| Instructions to follow |
Take every line from the listing below that contains "Volontariato".

| Supplied material |

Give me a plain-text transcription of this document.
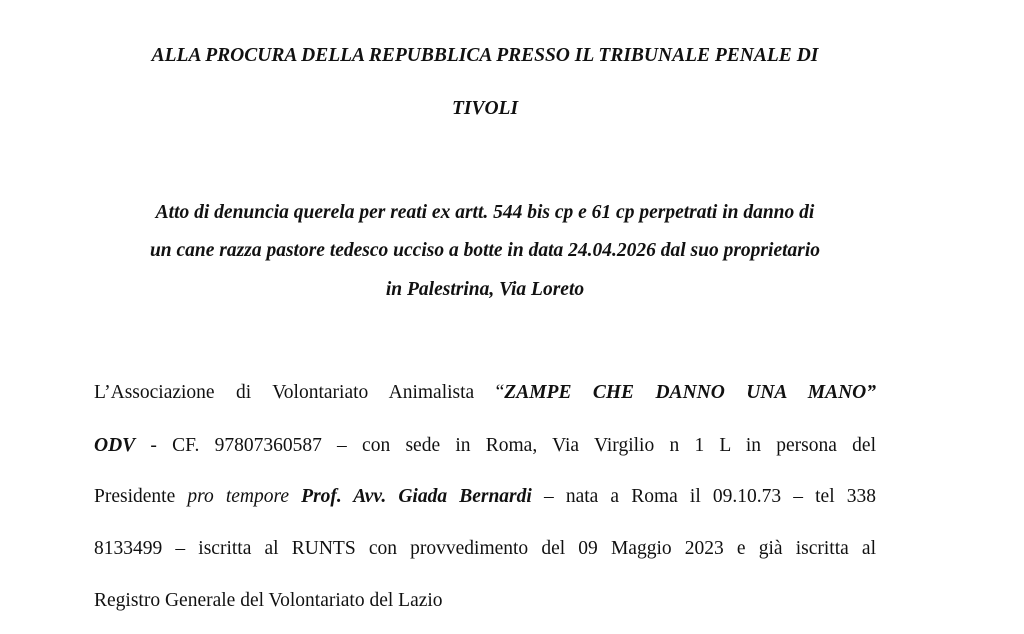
ALLA PROCURA DELLA REPUBBLICA PRESSO IL TRIBUNALE PENALE DI
TIVOLI
Atto di denuncia querela per reati ex artt. 544 bis cp e 61 cp perpetrati in danno di
un cane razza pastore tedesco ucciso a botte in data 24.04.2026 dal suo proprietario
in Palestrina, Via Loreto
L’Associazione di Volontariato Animalista “ZAMPE CHE DANNO UNA MANO”
ODV - CF. 97807360587 – con sede in Roma, Via Virgilio n 1 L in persona del
Presidente pro tempore Prof. Avv. Giada Bernardi – nata a Roma il 09.10.73 – tel 338
8133499 – iscritta al RUNTS con provvedimento del 09 Maggio 2023 e già iscritta al
Registro Generale del Volontariato del Lazio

| Answer for this exercise |
L’Associazione di Volontariato Animalista “ZAMPE CHE DANNO UNA MANO”
Registro Generale del Volontariato del Lazio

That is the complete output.